## GIVEN REQUEST
Entries follow. Set all of them down as they stand.

**** MATERIAL FOR THE TASK ****

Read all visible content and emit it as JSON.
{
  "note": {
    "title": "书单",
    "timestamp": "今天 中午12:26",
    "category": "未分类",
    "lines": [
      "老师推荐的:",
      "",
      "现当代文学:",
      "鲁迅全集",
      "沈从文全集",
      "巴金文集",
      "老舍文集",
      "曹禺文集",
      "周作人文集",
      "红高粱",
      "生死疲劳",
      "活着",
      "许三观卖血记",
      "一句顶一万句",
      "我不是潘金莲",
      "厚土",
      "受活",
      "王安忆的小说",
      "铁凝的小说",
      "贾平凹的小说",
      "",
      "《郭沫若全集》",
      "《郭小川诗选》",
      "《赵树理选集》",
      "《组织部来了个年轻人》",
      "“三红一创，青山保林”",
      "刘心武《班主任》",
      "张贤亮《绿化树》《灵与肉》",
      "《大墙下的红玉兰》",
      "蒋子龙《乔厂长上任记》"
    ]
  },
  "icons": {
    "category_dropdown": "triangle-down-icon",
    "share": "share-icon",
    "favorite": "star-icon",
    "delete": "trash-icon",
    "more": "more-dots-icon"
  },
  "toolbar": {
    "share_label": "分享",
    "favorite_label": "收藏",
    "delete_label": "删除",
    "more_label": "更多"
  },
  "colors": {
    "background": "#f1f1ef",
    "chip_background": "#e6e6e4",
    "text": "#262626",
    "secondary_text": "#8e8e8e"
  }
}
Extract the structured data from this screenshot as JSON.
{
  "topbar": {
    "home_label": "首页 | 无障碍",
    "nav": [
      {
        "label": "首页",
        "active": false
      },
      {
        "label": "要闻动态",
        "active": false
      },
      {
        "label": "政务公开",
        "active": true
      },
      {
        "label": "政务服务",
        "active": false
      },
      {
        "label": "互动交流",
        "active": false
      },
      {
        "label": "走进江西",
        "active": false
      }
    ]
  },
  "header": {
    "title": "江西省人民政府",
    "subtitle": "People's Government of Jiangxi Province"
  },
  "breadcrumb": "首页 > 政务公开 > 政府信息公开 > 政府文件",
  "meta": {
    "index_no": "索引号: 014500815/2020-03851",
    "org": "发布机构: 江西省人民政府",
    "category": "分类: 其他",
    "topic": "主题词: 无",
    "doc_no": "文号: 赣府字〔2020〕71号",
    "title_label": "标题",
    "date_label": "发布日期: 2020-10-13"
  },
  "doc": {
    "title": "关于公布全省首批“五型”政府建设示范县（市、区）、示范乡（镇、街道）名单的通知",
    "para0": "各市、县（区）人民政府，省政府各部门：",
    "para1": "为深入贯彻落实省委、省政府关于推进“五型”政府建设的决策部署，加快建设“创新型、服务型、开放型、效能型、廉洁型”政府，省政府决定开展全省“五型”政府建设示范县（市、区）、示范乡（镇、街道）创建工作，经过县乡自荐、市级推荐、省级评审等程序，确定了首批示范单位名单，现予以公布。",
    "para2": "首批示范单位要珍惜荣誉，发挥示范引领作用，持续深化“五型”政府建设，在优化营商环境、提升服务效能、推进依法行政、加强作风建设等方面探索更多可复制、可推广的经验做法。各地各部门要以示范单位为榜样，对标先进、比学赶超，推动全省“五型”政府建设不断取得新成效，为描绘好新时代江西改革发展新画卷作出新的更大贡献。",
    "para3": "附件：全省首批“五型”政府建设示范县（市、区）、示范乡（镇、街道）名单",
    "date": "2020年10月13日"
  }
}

****

## WRITTEN RESPONSE
Read all visible content and emit it as JSON.
{
  "note": {
    "title": "书单",
    "timestamp": "今天 中午12:26",
    "category": "未分类",
    "lines": [
      "老师推荐的:",
      "",
      "现当代文学:",
      "鲁迅全集",
      "沈从文全集",
      "巴金文集",
      "老舍文集",
      "曹禺文集",
      "周作人文集",
      "红高粱",
      "生死疲劳",
      "活着",
      "许三观卖血记",
      "一句顶一万句",
      "我不是潘金莲",
      "厚土",
      "受活",
      "王安忆的小说",
      "铁凝的小说",
      "贾平凹的小说",
      "",
      "《郭沫若全集》",
      "《郭小川诗选》",
      "《赵树理选集》",
      "《组织部来了个年轻人》",
      "“三红一创，青山保林”",
      "刘心武《班主任》",
      "张贤亮《绿化树》《灵与肉》",
      "《大墙下的红玉兰》",
      "蒋子龙《乔厂长上任记》"
    ]
  },
  "icons": {
    "category_dropdown": "triangle-down-icon",
    "share": "share-icon",
    "favorite": "star-icon",
    "delete": "trash-icon",
    "more": "more-dots-icon"
  },
  "toolbar": {
    "share_label": "分享",
    "favorite_label": "收藏",
    "delete_label": "删除",
    "more_label": "更多"
  },
  "colors": {
    "background": "#f1f1ef",
    "chip_background": "#e6e6e4",
    "text": "#262626",
    "secondary_text": "#8e8e8e"
  }
}
Extract the structured data from this screenshot as JSON.
{
  "topbar": {
    "home_label": "首页 | 无障碍",
    "nav": [
      {
        "label": "首页",
        "active": false
      },
      {
        "label": "要闻动态",
        "active": false
      },
      {
        "label": "政务公开",
        "active": true
      },
      {
        "label": "政务服务",
        "active": false
      },
      {
        "label": "互动交流",
        "active": false
      },
      {
        "label": "走进江西",
        "active": false
      }
    ]
  },
  "header": {
    "title": "江西省人民政府",
    "subtitle": "People's Government of Jiangxi Province"
  },
  "breadcrumb": "首页 > 政务公开 > 政府信息公开 > 政府文件",
  "meta": {
    "index_no": "索引号: 014500815/2020-03851",
    "org": "发布机构: 江西省人民政府",
    "category": "分类: 其他",
    "topic": "主题词: 无",
    "doc_no": "文号: 赣府字〔2020〕71号",
    "title_label": "标题",
    "date_label": "发布日期: 2020-10-13"
  },
  "doc": {
    "title": "关于公布全省首批“五型”政府建设示范县（市、区）、示范乡（镇、街道）名单的通知",
    "para0": "各市、县（区）人民政府，省政府各部门：",
    "para1": "为深入贯彻落实省委、省政府关于推进“五型”政府建设的决策部署，加快建设“创新型、服务型、开放型、效能型、廉洁型”政府，省政府决定开展全省“五型”政府建设示范县（市、区）、示范乡（镇、街道）创建工作，经过县乡自荐、市级推荐、省级评审等程序，确定了首批示范单位名单，现予以公布。",
    "para2": "首批示范单位要珍惜荣誉，发挥示范引领作用，持续深化“五型”政府建设，在优化营商环境、提升服务效能、推进依法行政、加强作风建设等方面探索更多可复制、可推广的经验做法。各地各部门要以示范单位为榜样，对标先进、比学赶超，推动全省“五型”政府建设不断取得新成效，为描绘好新时代江西改革发展新画卷作出新的更大贡献。",
    "para3": "附件：全省首批“五型”政府建设示范县（市、区）、示范乡（镇、街道）名单",
    "date": "2020年10月13日"
  }
}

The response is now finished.